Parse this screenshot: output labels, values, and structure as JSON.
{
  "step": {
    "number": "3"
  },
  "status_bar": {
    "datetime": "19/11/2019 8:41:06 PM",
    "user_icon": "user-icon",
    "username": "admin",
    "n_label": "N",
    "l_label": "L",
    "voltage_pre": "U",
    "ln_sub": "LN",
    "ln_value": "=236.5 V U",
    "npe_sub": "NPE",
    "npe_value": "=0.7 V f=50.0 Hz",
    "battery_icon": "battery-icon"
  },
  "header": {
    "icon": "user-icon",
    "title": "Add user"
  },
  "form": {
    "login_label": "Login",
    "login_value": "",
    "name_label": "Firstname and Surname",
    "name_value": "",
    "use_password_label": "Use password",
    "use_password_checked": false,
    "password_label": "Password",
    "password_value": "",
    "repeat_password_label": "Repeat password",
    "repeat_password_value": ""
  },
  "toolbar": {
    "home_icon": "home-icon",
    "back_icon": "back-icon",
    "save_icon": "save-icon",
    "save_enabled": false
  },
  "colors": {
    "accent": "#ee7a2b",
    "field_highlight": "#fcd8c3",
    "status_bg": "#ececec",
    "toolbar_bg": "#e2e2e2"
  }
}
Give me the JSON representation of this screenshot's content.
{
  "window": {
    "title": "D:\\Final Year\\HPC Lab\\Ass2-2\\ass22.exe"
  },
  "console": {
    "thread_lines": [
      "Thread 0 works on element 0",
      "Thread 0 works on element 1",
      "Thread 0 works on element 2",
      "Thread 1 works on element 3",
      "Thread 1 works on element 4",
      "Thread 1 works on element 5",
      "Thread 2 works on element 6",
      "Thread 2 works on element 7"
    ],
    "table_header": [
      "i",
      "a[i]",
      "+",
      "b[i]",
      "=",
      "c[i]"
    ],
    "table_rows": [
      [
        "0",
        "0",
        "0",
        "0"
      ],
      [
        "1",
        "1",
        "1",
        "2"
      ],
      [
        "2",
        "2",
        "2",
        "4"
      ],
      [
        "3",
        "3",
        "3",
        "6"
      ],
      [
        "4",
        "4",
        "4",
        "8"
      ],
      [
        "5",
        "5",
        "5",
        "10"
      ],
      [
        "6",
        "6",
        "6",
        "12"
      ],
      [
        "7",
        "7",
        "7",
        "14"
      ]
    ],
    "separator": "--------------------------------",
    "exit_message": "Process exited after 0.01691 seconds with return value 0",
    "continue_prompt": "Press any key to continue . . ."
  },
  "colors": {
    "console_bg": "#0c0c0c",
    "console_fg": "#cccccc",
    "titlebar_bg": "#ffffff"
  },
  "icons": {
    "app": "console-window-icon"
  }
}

#### WHAT IS BEING ASKED:
Using the data above, return each line exactly as written.

#### REPLY:
Parse this screenshot: output labels, values, and structure as JSON.
{
  "step": {
    "number": "3"
  },
  "status_bar": {
    "datetime": "19/11/2019 8:41:06 PM",
    "user_icon": "user-icon",
    "username": "admin",
    "n_label": "N",
    "l_label": "L",
    "voltage_pre": "U",
    "ln_sub": "LN",
    "ln_value": "=236.5 V U",
    "npe_sub": "NPE",
    "npe_value": "=0.7 V f=50.0 Hz",
    "battery_icon": "battery-icon"
  },
  "header": {
    "icon": "user-icon",
    "title": "Add user"
  },
  "form": {
    "login_label": "Login",
    "login_value": "",
    "name_label": "Firstname and Surname",
    "name_value": "",
    "use_password_label": "Use password",
    "use_password_checked": false,
    "password_label": "Password",
    "password_value": "",
    "repeat_password_label": "Repeat password",
    "repeat_password_value": ""
  },
  "toolbar": {
    "home_icon": "home-icon",
    "back_icon": "back-icon",
    "save_icon": "save-icon",
    "save_enabled": false
  },
  "colors": {
    "accent": "#ee7a2b",
    "field_highlight": "#fcd8c3",
    "status_bg": "#ececec",
    "toolbar_bg": "#e2e2e2"
  }
}
Give me the JSON representation of this screenshot's content.
{
  "window": {
    "title": "D:\\Final Year\\HPC Lab\\Ass2-2\\ass22.exe"
  },
  "console": {
    "thread_lines": [
      "Thread 0 works on element 0",
      "Thread 0 works on element 1",
      "Thread 0 works on element 2",
      "Thread 1 works on element 3",
      "Thread 1 works on element 4",
      "Thread 1 works on element 5",
      "Thread 2 works on element 6",
      "Thread 2 works on element 7"
    ],
    "table_header": [
      "i",
      "a[i]",
      "+",
      "b[i]",
      "=",
      "c[i]"
    ],
    "table_rows": [
      [
        "0",
        "0",
        "0",
        "0"
      ],
      [
        "1",
        "1",
        "1",
        "2"
      ],
      [
        "2",
        "2",
        "2",
        "4"
      ],
      [
        "3",
        "3",
        "3",
        "6"
      ],
      [
        "4",
        "4",
        "4",
        "8"
      ],
      [
        "5",
        "5",
        "5",
        "10"
      ],
      [
        "6",
        "6",
        "6",
        "12"
      ],
      [
        "7",
        "7",
        "7",
        "14"
      ]
    ],
    "separator": "--------------------------------",
    "exit_message": "Process exited after 0.01691 seconds with return value 0",
    "continue_prompt": "Press any key to continue . . ."
  },
  "colors": {
    "console_bg": "#0c0c0c",
    "console_fg": "#cccccc",
    "titlebar_bg": "#ffffff"
  },
  "icons": {
    "app": "console-window-icon"
  }
}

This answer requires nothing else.